> Requirements
Locate each line in the records containing "每个即时价格". Copy it.

> Record list
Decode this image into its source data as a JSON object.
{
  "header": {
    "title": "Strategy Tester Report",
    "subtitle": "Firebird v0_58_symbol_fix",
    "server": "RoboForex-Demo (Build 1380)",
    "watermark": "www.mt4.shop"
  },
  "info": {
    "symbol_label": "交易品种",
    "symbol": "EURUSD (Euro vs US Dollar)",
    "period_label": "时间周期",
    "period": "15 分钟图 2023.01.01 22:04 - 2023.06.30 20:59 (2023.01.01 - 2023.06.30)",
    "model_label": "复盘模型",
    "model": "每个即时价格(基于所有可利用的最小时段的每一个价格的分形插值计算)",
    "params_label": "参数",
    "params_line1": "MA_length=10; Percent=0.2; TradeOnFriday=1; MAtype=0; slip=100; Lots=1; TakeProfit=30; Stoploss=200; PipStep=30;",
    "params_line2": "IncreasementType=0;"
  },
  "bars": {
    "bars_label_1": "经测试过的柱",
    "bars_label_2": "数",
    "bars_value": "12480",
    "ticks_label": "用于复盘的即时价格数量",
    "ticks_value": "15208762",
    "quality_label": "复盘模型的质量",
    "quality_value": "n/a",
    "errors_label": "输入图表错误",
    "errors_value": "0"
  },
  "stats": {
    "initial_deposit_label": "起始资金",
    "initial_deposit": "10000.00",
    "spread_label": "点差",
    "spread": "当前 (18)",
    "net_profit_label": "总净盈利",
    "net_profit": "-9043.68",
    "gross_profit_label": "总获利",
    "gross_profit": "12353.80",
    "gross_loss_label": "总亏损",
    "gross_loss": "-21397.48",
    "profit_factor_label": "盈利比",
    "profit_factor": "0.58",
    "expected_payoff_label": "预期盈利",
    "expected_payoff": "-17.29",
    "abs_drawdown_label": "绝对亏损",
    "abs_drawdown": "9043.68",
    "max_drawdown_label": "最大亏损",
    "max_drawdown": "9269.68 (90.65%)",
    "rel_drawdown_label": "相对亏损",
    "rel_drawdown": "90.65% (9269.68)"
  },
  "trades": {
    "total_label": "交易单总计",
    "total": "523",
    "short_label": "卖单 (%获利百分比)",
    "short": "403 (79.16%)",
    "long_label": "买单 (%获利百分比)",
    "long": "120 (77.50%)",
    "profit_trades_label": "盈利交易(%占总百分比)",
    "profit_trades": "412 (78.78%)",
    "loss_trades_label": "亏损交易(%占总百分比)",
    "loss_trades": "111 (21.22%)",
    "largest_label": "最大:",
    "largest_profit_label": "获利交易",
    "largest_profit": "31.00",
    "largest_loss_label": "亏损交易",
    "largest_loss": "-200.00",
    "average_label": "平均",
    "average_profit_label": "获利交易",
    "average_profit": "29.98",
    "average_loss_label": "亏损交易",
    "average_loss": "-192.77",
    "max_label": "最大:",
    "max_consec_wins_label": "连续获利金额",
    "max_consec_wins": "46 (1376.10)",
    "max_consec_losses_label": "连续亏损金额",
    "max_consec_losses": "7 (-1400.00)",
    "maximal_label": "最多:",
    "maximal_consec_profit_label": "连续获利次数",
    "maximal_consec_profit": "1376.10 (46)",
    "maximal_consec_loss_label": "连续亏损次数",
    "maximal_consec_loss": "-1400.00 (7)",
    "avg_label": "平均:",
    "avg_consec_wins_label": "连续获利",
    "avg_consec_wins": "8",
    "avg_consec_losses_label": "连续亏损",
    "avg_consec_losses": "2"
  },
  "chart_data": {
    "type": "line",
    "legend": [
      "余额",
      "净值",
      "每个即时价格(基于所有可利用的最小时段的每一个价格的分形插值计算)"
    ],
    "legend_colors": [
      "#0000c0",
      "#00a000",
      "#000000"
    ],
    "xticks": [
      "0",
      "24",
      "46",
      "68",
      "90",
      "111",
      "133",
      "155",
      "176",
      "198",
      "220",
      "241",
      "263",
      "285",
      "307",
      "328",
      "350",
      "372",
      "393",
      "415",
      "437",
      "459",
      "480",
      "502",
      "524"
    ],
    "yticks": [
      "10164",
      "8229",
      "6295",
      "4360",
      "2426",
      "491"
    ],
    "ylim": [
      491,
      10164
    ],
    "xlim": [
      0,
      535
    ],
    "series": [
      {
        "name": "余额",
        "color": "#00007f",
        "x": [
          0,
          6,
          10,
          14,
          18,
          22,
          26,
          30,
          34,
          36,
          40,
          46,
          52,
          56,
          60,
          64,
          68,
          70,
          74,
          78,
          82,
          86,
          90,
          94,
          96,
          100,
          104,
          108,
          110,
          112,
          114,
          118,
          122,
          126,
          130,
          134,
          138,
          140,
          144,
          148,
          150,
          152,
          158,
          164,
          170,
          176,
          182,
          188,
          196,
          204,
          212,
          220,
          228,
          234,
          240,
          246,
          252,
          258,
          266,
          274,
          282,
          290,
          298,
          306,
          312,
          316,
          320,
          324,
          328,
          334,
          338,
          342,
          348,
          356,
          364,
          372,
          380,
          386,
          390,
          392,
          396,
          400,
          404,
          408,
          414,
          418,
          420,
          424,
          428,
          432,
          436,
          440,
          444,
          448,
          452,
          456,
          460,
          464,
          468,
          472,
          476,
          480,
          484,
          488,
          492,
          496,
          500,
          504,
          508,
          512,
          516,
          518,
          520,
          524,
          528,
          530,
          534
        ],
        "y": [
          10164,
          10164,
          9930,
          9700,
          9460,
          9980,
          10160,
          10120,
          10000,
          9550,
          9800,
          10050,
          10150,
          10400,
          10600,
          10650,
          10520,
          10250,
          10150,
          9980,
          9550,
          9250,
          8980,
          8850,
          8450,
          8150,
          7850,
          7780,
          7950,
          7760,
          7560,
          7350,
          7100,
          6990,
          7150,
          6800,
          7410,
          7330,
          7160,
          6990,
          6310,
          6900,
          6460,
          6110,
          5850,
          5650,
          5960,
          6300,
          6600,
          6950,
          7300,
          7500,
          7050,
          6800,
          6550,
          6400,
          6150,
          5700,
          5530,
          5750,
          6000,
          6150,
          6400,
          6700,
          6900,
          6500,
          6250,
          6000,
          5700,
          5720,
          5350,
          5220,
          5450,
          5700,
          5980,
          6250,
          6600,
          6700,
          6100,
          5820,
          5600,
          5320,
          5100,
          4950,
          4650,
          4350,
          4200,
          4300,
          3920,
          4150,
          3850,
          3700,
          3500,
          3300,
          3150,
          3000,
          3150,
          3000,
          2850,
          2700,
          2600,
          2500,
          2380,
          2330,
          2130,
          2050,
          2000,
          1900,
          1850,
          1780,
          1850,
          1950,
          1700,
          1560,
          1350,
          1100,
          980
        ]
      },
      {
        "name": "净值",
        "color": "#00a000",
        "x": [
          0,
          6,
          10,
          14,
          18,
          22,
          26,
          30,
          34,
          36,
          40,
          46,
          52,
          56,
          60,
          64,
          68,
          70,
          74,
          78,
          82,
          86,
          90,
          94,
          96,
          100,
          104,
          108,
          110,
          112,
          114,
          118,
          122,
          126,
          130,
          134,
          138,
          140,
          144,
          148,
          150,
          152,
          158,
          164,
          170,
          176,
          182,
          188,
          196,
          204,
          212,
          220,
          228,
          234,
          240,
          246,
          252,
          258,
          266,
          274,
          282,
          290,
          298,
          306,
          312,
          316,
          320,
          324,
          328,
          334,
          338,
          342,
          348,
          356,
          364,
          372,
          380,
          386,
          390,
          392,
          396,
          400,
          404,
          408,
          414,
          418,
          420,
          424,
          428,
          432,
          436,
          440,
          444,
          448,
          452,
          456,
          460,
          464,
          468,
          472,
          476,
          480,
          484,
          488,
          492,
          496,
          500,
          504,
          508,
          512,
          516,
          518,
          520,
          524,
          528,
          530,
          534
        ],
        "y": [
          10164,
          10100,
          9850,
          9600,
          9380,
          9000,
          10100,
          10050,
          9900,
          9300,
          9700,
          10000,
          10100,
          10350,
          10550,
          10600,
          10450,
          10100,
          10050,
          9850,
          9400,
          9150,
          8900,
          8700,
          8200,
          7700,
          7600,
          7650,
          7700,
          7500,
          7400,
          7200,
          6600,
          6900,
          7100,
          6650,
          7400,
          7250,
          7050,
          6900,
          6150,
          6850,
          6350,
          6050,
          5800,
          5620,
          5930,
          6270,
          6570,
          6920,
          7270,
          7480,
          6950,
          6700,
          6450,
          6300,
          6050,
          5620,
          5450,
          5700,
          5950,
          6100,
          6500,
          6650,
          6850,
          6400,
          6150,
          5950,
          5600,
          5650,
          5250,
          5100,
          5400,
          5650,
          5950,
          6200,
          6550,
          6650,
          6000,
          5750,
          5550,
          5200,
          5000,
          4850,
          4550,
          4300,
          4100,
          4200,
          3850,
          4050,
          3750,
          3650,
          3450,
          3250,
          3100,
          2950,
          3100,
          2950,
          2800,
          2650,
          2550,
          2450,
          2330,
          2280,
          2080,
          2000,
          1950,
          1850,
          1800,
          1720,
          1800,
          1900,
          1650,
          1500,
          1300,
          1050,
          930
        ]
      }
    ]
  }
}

> Solution to this exercise
    "model": "每个即时价格(基于所有可利用的最小时段的每一个价格的分形插值计算)",
      "每个即时价格(基于所有可利用的最小时段的每一个价格的分形插值计算)"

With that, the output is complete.